Show every line in the entries below where the word "this" appears.

• **EXCERPTED RECORDS**:
begin
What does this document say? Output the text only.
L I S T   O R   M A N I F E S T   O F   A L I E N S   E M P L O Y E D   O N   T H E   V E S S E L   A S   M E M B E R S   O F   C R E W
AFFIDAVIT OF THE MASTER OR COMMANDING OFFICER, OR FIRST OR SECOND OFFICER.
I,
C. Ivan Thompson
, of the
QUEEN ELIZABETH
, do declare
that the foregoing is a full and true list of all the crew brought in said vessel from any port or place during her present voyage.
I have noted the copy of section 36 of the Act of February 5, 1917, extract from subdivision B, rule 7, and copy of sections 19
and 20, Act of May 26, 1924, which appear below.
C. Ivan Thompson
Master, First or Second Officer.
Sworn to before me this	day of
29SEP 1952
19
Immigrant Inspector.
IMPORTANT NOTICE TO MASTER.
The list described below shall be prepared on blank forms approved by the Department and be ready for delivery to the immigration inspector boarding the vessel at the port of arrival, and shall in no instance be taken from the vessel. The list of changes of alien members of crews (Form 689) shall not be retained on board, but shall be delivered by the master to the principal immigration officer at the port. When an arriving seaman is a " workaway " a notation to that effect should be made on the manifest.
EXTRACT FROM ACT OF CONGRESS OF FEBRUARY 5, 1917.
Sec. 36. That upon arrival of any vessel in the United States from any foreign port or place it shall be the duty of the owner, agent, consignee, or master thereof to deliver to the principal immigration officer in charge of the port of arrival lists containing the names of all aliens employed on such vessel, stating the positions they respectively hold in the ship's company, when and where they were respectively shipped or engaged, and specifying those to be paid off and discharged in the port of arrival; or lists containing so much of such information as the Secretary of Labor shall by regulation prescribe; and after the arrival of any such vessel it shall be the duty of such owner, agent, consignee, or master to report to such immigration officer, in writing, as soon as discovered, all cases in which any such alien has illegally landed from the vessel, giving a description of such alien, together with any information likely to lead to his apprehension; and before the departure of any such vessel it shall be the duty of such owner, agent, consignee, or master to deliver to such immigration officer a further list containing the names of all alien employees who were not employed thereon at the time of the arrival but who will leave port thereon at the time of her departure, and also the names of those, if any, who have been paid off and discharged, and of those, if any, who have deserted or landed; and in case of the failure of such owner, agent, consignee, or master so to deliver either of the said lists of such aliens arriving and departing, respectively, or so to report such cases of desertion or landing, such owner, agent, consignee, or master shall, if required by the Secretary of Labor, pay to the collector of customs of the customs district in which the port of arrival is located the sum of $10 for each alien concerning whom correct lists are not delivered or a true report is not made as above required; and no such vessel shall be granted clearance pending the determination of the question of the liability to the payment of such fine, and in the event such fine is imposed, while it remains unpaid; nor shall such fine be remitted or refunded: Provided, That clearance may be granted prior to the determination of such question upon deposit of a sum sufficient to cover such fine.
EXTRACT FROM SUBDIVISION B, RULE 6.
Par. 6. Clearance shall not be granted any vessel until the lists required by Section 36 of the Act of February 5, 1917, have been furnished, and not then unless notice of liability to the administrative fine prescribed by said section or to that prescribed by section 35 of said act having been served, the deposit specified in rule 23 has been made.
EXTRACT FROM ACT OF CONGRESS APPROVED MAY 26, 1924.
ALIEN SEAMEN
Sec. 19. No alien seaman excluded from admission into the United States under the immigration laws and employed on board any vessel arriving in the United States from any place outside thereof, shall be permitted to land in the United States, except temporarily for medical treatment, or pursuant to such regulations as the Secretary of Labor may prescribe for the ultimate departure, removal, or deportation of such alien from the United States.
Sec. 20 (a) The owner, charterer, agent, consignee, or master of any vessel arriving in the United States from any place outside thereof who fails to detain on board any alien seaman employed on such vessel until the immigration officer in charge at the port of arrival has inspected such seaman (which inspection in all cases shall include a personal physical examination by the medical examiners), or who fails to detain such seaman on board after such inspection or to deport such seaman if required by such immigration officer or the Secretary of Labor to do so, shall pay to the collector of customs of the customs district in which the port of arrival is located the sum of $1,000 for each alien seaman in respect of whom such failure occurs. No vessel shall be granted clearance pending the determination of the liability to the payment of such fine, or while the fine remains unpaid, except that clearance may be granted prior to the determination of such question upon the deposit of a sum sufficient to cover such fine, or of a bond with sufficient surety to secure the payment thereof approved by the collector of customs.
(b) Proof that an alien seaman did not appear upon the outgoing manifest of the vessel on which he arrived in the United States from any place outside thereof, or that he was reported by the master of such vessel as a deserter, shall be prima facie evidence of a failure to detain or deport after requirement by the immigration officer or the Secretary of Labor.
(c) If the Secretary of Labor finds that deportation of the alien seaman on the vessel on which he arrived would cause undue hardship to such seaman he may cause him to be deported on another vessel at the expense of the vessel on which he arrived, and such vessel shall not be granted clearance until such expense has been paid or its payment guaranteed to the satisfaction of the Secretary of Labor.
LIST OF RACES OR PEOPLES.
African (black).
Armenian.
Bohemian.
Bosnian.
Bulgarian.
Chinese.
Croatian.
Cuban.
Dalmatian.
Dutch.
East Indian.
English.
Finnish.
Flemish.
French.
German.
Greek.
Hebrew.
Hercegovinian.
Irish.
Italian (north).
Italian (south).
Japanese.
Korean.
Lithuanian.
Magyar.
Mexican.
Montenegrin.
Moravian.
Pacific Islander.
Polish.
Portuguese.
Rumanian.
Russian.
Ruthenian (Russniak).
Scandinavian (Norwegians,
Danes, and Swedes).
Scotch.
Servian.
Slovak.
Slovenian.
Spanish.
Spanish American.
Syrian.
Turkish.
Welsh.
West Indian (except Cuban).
end
• **RESPONSE TO THE TASK**:
What does this document say? Output the text only.
Sworn to before me this	day of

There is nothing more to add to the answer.